*GIVEN INSTRUCTION*
Copy out each line of the listing that has the word "JSON" in it.

(Excerpt from a dataset)
────────────────

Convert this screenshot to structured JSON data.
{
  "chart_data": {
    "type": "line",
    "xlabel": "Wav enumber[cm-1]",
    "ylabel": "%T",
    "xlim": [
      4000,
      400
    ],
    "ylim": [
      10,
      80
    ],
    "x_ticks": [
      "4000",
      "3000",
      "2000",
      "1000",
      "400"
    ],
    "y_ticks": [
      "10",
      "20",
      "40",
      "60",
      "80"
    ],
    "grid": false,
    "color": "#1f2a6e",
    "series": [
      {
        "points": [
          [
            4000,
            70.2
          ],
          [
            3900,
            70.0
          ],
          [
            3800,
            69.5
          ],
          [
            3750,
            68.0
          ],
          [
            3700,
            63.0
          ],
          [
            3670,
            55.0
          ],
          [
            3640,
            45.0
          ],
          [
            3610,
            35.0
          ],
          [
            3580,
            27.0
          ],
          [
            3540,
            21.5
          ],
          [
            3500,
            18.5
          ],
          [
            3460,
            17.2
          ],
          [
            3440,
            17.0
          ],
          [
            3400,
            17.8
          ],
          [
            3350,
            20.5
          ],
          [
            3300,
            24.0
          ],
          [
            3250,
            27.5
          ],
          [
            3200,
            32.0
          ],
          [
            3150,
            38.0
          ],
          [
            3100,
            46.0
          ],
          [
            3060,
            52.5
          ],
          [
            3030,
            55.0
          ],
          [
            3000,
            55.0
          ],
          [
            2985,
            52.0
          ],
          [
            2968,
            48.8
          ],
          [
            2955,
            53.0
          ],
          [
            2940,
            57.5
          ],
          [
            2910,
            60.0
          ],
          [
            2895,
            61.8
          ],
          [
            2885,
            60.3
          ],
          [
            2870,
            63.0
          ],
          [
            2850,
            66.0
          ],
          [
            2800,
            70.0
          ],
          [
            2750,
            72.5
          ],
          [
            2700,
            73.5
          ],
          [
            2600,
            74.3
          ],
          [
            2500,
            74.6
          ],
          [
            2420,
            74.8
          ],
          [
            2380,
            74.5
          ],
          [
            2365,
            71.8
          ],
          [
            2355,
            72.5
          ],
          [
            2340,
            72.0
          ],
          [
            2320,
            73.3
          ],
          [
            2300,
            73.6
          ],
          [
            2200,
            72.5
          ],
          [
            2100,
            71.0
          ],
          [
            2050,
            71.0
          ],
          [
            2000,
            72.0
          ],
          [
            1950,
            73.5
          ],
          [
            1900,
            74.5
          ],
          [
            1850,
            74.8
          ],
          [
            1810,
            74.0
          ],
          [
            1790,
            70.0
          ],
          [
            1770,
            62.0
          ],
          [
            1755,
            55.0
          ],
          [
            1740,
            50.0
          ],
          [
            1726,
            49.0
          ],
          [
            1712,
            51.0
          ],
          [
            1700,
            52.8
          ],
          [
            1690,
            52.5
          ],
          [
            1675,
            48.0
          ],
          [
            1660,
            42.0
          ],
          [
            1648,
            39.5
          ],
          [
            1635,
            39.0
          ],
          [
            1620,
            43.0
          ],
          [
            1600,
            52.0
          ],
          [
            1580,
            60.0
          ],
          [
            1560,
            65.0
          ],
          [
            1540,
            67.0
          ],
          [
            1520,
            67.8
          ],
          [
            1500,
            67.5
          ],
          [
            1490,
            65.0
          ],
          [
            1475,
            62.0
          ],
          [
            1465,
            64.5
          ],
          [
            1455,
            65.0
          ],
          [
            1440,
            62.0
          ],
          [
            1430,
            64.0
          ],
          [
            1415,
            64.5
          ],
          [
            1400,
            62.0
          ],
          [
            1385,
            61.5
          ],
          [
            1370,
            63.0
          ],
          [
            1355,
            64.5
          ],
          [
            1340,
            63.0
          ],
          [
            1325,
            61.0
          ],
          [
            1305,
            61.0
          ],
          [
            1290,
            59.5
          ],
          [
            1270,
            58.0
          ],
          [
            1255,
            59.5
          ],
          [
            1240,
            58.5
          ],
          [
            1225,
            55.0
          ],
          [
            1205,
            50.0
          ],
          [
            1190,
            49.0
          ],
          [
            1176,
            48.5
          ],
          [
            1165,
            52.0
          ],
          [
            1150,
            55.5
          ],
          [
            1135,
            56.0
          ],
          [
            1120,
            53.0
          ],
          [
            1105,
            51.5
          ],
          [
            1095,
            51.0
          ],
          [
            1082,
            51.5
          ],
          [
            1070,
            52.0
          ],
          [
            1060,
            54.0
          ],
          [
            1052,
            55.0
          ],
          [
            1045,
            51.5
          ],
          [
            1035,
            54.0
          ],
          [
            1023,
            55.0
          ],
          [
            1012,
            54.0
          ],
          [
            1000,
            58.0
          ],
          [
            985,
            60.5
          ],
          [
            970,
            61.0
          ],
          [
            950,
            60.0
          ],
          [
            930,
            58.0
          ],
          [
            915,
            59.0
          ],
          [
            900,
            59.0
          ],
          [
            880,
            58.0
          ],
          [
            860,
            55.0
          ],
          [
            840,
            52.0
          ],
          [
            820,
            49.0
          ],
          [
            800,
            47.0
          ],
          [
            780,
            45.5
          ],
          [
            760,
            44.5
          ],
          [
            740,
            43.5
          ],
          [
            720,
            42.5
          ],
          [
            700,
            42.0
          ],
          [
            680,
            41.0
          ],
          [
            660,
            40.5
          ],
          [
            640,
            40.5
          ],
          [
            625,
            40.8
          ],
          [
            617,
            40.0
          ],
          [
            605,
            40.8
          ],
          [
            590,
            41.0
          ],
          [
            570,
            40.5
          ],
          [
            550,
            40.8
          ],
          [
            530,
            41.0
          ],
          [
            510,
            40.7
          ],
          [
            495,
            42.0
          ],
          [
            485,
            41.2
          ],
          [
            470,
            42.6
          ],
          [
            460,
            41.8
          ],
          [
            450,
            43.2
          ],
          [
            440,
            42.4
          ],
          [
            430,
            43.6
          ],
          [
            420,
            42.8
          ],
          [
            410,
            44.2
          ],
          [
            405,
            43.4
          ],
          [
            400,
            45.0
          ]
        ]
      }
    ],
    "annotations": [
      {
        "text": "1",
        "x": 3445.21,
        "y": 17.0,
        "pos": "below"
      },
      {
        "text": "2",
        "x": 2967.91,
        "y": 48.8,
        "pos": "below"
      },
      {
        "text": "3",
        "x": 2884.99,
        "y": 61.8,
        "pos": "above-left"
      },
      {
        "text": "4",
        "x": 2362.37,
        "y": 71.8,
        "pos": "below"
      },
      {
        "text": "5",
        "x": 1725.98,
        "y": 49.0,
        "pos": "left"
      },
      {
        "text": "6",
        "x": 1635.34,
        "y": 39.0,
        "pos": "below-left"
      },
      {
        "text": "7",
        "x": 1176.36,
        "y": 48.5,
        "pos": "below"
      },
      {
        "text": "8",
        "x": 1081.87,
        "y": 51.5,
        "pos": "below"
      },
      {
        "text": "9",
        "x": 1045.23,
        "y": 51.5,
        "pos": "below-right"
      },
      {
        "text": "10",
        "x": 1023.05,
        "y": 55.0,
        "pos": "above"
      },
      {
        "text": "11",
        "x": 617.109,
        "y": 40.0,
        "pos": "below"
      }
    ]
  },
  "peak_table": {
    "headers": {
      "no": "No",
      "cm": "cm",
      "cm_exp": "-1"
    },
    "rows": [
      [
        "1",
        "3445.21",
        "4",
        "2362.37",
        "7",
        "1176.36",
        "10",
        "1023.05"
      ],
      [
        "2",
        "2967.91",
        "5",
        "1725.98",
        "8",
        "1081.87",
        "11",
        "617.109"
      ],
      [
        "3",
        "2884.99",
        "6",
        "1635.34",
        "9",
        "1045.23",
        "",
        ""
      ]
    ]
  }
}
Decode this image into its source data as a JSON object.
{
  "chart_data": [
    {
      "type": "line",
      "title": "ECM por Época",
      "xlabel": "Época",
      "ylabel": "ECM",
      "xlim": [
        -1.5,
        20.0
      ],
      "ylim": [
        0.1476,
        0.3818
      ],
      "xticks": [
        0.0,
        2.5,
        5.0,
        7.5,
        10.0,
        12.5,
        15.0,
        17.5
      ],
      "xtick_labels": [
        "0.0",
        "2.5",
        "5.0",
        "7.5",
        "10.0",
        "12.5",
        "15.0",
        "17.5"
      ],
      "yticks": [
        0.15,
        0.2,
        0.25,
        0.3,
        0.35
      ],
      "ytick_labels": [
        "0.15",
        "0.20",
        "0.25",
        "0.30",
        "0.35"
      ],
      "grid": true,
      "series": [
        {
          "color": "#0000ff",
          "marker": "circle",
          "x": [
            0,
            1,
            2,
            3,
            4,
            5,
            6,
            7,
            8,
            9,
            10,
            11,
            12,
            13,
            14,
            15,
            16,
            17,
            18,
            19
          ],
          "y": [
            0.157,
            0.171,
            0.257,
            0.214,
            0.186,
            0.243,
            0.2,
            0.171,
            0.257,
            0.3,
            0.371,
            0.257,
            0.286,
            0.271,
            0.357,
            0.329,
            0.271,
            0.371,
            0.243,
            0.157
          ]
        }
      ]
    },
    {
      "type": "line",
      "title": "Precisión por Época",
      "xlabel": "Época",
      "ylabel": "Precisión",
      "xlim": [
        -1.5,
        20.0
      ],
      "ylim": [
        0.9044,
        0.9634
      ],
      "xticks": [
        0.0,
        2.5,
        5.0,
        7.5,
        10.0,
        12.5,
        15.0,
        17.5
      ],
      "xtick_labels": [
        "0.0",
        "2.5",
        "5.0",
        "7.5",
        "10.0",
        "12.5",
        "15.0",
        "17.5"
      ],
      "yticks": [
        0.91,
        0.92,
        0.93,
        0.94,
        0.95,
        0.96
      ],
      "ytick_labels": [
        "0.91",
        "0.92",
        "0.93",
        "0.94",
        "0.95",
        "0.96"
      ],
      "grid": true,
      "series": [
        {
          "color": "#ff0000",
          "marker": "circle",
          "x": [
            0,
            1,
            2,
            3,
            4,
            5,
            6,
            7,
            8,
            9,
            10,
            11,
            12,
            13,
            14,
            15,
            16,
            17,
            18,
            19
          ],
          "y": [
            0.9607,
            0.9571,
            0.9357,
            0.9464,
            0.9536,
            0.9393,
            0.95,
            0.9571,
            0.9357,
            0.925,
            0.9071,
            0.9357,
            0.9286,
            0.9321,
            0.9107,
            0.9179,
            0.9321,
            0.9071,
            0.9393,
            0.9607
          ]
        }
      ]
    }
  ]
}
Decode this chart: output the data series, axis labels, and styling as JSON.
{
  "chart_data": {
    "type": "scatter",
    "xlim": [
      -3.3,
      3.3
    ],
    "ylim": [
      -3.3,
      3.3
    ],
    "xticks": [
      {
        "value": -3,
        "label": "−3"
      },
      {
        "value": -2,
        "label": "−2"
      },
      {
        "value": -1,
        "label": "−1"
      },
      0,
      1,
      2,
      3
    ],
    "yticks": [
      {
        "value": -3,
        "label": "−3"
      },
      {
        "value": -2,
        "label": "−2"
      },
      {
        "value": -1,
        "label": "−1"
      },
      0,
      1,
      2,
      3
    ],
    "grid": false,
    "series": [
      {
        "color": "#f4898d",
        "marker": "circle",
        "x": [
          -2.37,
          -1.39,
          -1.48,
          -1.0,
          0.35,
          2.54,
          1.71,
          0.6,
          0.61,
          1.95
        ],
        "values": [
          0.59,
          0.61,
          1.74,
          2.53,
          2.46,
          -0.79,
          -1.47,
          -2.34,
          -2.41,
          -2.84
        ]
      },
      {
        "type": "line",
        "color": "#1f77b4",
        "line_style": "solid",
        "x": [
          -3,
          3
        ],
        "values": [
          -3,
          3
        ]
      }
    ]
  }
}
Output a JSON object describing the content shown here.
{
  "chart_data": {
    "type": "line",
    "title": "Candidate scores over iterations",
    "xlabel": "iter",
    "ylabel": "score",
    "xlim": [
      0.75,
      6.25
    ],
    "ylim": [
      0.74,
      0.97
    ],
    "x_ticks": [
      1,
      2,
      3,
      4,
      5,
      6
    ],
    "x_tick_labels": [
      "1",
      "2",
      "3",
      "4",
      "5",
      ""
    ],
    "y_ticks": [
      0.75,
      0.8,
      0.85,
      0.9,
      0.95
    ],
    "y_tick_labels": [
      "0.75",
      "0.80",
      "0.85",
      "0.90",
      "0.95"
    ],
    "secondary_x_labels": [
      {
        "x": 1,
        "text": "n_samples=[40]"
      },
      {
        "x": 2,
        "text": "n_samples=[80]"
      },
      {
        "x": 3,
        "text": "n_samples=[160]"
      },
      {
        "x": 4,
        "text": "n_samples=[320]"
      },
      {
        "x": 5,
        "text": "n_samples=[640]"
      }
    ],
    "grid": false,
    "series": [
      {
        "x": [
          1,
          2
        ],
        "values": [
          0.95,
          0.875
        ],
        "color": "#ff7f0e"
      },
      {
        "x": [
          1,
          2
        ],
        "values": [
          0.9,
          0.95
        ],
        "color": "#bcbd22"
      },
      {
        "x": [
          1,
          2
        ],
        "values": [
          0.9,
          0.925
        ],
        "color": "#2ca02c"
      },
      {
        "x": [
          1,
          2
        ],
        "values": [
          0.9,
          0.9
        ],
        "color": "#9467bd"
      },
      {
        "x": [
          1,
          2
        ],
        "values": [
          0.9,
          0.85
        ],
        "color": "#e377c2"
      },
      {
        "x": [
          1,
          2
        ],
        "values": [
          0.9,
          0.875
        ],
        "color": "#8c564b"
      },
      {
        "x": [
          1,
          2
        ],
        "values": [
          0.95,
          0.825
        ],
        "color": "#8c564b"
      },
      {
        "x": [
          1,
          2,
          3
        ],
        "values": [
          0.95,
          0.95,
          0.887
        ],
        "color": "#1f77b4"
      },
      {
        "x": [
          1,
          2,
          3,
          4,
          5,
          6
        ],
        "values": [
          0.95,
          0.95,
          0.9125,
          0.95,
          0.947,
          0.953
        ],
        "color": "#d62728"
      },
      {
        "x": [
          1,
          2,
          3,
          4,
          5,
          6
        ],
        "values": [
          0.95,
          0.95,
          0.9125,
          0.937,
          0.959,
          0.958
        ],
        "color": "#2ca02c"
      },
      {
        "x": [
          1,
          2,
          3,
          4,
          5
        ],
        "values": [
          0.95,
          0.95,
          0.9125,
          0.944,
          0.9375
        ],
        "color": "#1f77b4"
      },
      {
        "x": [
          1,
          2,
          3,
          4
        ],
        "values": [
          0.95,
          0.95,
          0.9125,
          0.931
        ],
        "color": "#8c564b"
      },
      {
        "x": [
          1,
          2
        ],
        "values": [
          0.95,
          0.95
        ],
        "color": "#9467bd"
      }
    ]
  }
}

────────────────

*OUTPUT BELOW*
Convert this screenshot to structured JSON data.
Decode this image into its source data as a JSON object.
Decode this chart: output the data series, axis labels, and styling as JSON.
Output a JSON object describing the content shown here.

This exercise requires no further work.